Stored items
-=-=-=-=-

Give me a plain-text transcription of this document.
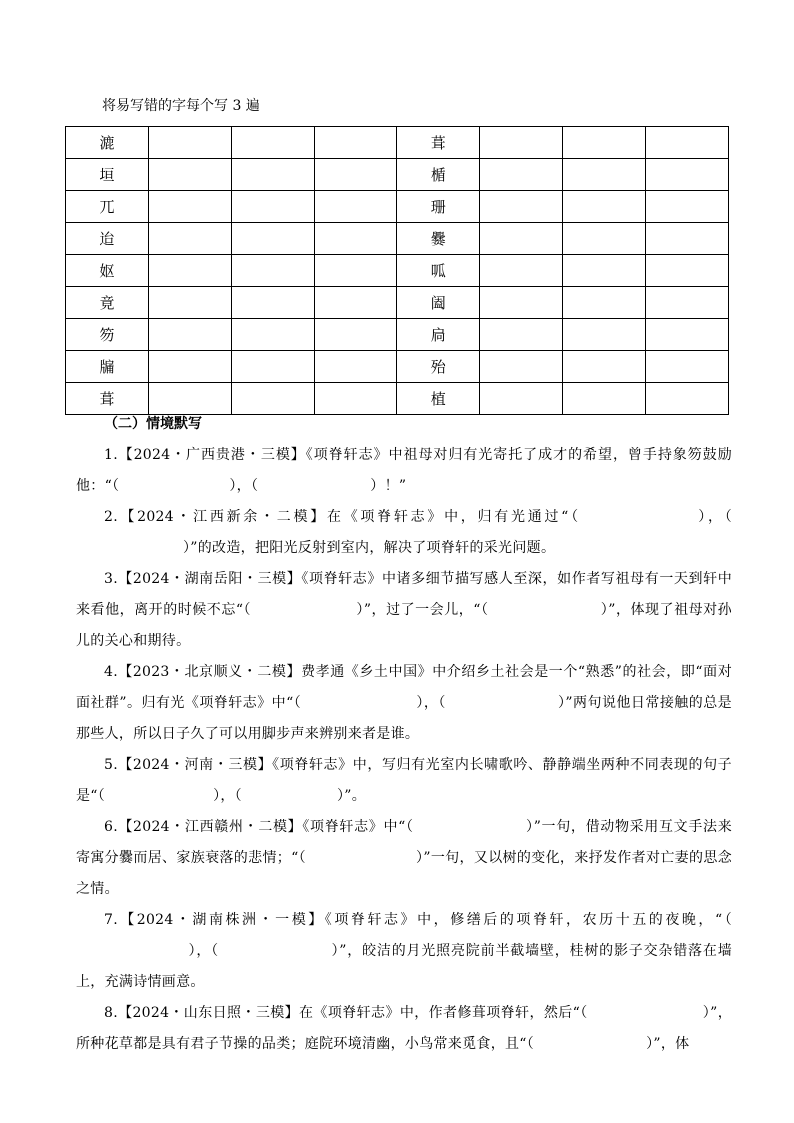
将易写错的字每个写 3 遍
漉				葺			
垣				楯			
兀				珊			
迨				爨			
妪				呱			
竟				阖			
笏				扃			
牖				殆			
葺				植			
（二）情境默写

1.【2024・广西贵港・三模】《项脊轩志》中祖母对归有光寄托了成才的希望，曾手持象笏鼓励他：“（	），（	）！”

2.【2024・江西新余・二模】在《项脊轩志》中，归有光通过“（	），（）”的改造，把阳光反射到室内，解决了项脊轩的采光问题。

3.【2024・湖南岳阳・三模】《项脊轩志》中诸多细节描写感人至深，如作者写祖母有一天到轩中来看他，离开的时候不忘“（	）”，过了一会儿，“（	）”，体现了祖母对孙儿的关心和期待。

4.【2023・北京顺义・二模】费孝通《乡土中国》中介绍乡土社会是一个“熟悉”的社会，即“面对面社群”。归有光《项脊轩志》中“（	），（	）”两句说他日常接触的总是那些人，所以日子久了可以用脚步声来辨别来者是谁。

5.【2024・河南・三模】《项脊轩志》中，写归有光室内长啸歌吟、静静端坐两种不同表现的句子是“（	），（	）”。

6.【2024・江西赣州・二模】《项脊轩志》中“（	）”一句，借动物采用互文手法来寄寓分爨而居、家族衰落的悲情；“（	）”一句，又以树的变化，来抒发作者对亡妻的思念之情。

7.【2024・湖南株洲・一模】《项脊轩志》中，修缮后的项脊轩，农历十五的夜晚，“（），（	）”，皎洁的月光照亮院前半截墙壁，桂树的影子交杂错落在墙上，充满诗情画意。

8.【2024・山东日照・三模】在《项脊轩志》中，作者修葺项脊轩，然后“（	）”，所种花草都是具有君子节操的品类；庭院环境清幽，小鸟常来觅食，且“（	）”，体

-=-=-=-=-

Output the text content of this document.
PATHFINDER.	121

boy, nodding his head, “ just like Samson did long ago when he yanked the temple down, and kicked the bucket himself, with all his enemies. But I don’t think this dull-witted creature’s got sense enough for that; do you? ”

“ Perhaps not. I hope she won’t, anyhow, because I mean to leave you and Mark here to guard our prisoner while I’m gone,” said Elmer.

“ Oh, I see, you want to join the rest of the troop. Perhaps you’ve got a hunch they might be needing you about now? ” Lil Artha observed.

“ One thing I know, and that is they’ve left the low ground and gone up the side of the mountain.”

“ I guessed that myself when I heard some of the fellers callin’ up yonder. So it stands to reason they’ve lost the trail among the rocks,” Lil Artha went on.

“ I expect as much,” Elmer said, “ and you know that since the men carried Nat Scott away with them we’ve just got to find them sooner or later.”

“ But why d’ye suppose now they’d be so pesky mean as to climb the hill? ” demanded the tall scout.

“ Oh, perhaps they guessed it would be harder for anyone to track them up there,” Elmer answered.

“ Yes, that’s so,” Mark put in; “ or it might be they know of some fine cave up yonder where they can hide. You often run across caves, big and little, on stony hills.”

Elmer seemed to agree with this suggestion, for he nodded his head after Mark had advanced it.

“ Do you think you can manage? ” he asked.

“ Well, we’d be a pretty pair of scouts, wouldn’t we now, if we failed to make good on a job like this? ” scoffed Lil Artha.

-=-=-=-=-

PROBLEM TO WORK ON - Extract each line holding the string "said".

RESPONSE TO THE TASK -
“ Perhaps not. I hope she won’t, anyhow, because I mean to leave you and Mark here to guard our prisoner while I’m gone,” said Elmer.
“ I expect as much,” Elmer said, “ and you know that since the men carried Nat Scott away with them we’ve just got to find them sooner or later.”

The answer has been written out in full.